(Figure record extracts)
• • • • •

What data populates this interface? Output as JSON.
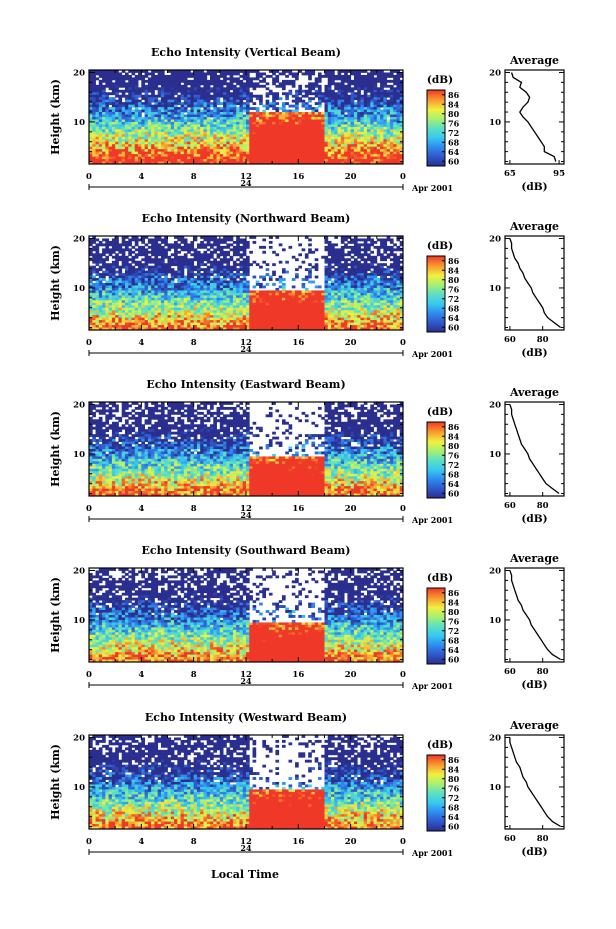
{
  "chart_data": {
    "type": "heatmap",
    "xlabel": "Local Time",
    "x_ticks": [
      "0",
      "4",
      "8",
      "12",
      "16",
      "20",
      "0"
    ],
    "xlim_hours": [
      0,
      24
    ],
    "date_label": "24",
    "month_year": "Apr 2001",
    "ylabel": "Height (km)",
    "y_ticks": [
      "10",
      "20"
    ],
    "ylim_km": [
      1.5,
      20.5
    ],
    "colorbar": {
      "unit": "(dB)",
      "range": [
        60,
        87
      ],
      "ticks": [
        "60",
        "64",
        "68",
        "72",
        "76",
        "80",
        "84",
        "86"
      ]
    },
    "average_title": "Average",
    "average_xlabel": "(dB)",
    "height_profile_km": [
      2,
      3,
      4,
      5,
      6,
      7,
      8,
      9,
      10,
      11,
      12,
      13,
      14,
      15,
      16,
      17,
      18,
      19,
      20
    ],
    "panels": [
      {
        "title": "Echo Intensity (Vertical Beam)",
        "avg_ticks": [
          "65",
          "95"
        ],
        "avg_xlim": [
          62,
          98
        ],
        "average_profile_db": [
          93,
          92,
          86,
          86,
          84,
          82,
          80,
          78,
          76,
          73,
          71,
          73,
          76,
          77,
          75,
          71,
          72,
          67,
          66
        ]
      },
      {
        "title": "Echo Intensity (Northward Beam)",
        "avg_ticks": [
          "60",
          "80"
        ],
        "avg_xlim": [
          57,
          93
        ],
        "average_profile_db": [
          91,
          87,
          83,
          81,
          80,
          78,
          76,
          74,
          73,
          71,
          69,
          68,
          66,
          65,
          63,
          62,
          61,
          61,
          60
        ]
      },
      {
        "title": "Echo Intensity (Eastward Beam)",
        "avg_ticks": [
          "60",
          "80"
        ],
        "avg_xlim": [
          57,
          93
        ],
        "average_profile_db": [
          90,
          86,
          82,
          80,
          78,
          76,
          74,
          72,
          71,
          69,
          67,
          66,
          65,
          64,
          63,
          62,
          61,
          61,
          60
        ]
      },
      {
        "title": "Echo Intensity (Southward Beam)",
        "avg_ticks": [
          "60",
          "80"
        ],
        "avg_xlim": [
          57,
          93
        ],
        "average_profile_db": [
          91,
          86,
          83,
          81,
          79,
          77,
          75,
          73,
          72,
          70,
          68,
          67,
          65,
          64,
          63,
          62,
          61,
          61,
          60
        ]
      },
      {
        "title": "Echo Intensity (Westward Beam)",
        "avg_ticks": [
          "60",
          "80"
        ],
        "avg_xlim": [
          57,
          93
        ],
        "average_profile_db": [
          91,
          86,
          83,
          81,
          79,
          77,
          75,
          73,
          71,
          70,
          68,
          67,
          66,
          64,
          63,
          62,
          61,
          60,
          60
        ]
      }
    ]
  }
}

• • • • •

## GIVEN REQUEST
Each record above must be returned exactly as written, with its pictures omitted.

## ANSWER TO THIS TASK
What data populates this interface? Output as JSON.
{
  "chart_data": {
    "type": "heatmap",
    "xlabel": "Local Time",
    "x_ticks": [
      "0",
      "4",
      "8",
      "12",
      "16",
      "20",
      "0"
    ],
    "xlim_hours": [
      0,
      24
    ],
    "date_label": "24",
    "month_year": "Apr 2001",
    "ylabel": "Height (km)",
    "y_ticks": [
      "10",
      "20"
    ],
    "ylim_km": [
      1.5,
      20.5
    ],
    "colorbar": {
      "unit": "(dB)",
      "range": [
        60,
        87
      ],
      "ticks": [
        "60",
        "64",
        "68",
        "72",
        "76",
        "80",
        "84",
        "86"
      ]
    },
    "average_title": "Average",
    "average_xlabel": "(dB)",
    "height_profile_km": [
      2,
      3,
      4,
      5,
      6,
      7,
      8,
      9,
      10,
      11,
      12,
      13,
      14,
      15,
      16,
      17,
      18,
      19,
      20
    ],
    "panels": [
      {
        "title": "Echo Intensity (Vertical Beam)",
        "avg_ticks": [
          "65",
          "95"
        ],
        "avg_xlim": [
          62,
          98
        ],
        "average_profile_db": [
          93,
          92,
          86,
          86,
          84,
          82,
          80,
          78,
          76,
          73,
          71,
          73,
          76,
          77,
          75,
          71,
          72,
          67,
          66
        ]
      },
      {
        "title": "Echo Intensity (Northward Beam)",
        "avg_ticks": [
          "60",
          "80"
        ],
        "avg_xlim": [
          57,
          93
        ],
        "average_profile_db": [
          91,
          87,
          83,
          81,
          80,
          78,
          76,
          74,
          73,
          71,
          69,
          68,
          66,
          65,
          63,
          62,
          61,
          61,
          60
        ]
      },
      {
        "title": "Echo Intensity (Eastward Beam)",
        "avg_ticks": [
          "60",
          "80"
        ],
        "avg_xlim": [
          57,
          93
        ],
        "average_profile_db": [
          90,
          86,
          82,
          80,
          78,
          76,
          74,
          72,
          71,
          69,
          67,
          66,
          65,
          64,
          63,
          62,
          61,
          61,
          60
        ]
      },
      {
        "title": "Echo Intensity (Southward Beam)",
        "avg_ticks": [
          "60",
          "80"
        ],
        "avg_xlim": [
          57,
          93
        ],
        "average_profile_db": [
          91,
          86,
          83,
          81,
          79,
          77,
          75,
          73,
          72,
          70,
          68,
          67,
          65,
          64,
          63,
          62,
          61,
          61,
          60
        ]
      },
      {
        "title": "Echo Intensity (Westward Beam)",
        "avg_ticks": [
          "60",
          "80"
        ],
        "avg_xlim": [
          57,
          93
        ],
        "average_profile_db": [
          91,
          86,
          83,
          81,
          79,
          77,
          75,
          73,
          71,
          70,
          68,
          67,
          66,
          64,
          63,
          62,
          61,
          60,
          60
        ]
      }
    ]
  }
}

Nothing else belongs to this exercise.